### Exercise instructions:
Within the records that follow, find every line containing the string "value". Copy those lines.

### Data rows:
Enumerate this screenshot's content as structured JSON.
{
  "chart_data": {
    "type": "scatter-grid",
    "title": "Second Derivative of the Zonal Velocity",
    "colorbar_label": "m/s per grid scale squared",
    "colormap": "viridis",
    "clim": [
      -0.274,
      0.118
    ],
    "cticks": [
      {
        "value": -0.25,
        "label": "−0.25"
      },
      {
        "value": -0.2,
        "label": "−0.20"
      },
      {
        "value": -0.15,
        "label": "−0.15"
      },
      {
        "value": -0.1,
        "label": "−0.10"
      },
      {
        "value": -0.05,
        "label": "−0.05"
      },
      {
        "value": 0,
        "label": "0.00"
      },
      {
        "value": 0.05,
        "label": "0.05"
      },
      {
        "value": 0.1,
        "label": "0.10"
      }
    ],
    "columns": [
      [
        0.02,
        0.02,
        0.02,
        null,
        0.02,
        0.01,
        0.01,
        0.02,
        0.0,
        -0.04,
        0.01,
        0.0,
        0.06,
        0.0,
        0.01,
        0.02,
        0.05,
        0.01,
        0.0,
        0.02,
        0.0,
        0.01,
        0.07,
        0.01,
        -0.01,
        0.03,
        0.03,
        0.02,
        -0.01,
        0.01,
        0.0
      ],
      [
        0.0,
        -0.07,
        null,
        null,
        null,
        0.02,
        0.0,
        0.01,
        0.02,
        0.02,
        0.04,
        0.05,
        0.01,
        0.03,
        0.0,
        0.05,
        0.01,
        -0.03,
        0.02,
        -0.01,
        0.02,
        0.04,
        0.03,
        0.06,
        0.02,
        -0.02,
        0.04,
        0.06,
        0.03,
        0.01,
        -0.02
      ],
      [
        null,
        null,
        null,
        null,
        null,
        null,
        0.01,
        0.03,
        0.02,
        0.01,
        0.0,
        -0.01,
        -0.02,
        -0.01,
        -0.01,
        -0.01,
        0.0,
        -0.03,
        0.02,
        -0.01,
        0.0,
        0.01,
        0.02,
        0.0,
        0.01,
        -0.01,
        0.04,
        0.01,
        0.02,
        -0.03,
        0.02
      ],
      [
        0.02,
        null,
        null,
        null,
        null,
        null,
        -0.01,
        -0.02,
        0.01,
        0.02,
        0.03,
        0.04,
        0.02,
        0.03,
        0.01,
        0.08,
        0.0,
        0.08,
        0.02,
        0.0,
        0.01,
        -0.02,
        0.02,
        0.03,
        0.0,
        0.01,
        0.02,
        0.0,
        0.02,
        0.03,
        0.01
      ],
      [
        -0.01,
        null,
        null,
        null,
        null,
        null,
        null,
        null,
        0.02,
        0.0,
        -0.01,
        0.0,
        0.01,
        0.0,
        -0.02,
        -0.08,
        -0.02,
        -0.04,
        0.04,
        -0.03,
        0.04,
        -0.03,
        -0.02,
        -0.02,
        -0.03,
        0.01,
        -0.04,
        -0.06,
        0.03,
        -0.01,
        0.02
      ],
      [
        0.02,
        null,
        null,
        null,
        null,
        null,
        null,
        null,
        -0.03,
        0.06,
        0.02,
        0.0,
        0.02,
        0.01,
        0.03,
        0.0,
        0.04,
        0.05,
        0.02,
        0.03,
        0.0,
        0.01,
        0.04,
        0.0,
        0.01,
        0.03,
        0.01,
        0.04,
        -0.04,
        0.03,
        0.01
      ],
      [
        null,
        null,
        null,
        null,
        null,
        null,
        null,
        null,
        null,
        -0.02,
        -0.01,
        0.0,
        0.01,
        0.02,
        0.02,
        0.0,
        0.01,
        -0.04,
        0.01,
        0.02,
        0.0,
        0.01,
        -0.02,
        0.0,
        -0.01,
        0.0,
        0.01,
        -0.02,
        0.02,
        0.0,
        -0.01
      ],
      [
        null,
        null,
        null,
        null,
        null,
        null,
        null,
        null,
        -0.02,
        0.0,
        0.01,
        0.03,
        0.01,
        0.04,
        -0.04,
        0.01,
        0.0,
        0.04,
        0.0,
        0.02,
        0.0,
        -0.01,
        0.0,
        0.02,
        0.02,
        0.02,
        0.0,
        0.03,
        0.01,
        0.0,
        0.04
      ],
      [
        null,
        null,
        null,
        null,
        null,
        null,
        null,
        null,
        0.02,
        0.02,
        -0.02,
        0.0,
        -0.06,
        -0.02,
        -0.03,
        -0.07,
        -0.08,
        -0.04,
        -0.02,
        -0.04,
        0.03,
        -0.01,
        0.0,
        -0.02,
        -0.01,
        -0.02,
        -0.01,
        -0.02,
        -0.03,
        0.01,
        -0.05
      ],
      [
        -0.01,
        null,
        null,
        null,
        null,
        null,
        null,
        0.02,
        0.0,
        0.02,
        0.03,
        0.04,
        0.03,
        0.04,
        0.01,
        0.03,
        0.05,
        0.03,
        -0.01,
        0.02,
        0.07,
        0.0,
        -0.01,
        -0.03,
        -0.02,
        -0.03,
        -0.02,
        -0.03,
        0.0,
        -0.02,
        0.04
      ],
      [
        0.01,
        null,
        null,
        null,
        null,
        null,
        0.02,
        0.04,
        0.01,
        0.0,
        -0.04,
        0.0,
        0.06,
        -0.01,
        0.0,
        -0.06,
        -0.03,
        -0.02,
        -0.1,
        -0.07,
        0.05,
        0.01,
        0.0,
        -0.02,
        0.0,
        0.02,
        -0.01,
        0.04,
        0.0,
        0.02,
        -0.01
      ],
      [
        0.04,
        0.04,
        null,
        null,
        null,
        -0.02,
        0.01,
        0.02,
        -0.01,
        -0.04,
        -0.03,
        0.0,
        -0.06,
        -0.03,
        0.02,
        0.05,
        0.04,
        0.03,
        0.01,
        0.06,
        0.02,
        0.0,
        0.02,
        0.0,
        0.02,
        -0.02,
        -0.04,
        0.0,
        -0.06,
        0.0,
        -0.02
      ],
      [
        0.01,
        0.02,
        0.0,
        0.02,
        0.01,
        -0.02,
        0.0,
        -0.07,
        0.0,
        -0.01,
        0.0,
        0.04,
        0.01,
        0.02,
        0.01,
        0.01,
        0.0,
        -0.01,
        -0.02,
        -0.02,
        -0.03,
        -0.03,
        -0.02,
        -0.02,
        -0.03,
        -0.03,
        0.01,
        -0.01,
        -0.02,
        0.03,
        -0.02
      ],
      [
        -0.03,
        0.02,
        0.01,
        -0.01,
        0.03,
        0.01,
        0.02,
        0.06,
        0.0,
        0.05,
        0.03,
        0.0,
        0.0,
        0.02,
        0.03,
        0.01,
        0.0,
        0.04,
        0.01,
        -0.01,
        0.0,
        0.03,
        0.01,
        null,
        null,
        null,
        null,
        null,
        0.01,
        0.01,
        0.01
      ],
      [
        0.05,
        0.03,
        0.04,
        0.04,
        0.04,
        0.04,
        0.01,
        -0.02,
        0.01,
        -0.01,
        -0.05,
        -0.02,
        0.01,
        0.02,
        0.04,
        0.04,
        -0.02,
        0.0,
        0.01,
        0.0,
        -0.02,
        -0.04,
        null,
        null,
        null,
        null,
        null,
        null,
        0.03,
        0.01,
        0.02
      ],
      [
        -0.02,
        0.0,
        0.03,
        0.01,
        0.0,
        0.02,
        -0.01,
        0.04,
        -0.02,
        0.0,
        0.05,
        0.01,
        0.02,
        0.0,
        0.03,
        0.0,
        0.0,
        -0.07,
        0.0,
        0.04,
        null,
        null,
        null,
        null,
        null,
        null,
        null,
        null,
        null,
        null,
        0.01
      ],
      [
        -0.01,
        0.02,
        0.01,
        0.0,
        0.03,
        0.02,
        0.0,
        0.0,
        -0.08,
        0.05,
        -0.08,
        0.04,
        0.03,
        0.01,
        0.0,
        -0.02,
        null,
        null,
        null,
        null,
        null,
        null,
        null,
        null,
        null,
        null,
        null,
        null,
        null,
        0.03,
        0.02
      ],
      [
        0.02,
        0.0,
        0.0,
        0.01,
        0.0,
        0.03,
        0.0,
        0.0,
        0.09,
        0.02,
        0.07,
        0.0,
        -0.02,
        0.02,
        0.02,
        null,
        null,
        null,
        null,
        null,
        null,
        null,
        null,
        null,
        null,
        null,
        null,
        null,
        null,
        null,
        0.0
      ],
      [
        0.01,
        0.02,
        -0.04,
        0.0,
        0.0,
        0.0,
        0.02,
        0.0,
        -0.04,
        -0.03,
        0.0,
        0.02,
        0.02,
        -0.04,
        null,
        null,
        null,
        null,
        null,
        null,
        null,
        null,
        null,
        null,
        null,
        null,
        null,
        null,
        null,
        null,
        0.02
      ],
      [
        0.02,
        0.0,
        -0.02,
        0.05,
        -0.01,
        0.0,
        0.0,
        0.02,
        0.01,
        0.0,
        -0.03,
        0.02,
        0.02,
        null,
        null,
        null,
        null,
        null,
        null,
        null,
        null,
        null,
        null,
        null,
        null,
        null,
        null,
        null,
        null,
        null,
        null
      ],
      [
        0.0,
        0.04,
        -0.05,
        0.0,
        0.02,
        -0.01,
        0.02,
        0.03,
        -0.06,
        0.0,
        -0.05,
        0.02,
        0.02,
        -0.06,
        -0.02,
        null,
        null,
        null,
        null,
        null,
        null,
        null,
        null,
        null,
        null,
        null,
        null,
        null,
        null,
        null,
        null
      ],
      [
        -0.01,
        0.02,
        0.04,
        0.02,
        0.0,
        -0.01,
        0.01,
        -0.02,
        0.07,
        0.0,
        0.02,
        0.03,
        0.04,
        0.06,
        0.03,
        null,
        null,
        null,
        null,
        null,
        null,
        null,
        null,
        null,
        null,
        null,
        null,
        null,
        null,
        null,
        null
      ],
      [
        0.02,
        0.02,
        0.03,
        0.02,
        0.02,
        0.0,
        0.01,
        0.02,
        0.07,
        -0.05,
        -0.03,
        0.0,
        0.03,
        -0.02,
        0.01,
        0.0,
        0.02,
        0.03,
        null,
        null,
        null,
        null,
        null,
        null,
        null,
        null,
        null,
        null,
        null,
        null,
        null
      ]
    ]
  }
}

### Complete output:
        "value": -0.25,
        "value": -0.2,
        "value": -0.15,
        "value": -0.1,
        "value": -0.05,
        "value": 0,
        "value": 0.05,
        "value": 0.1,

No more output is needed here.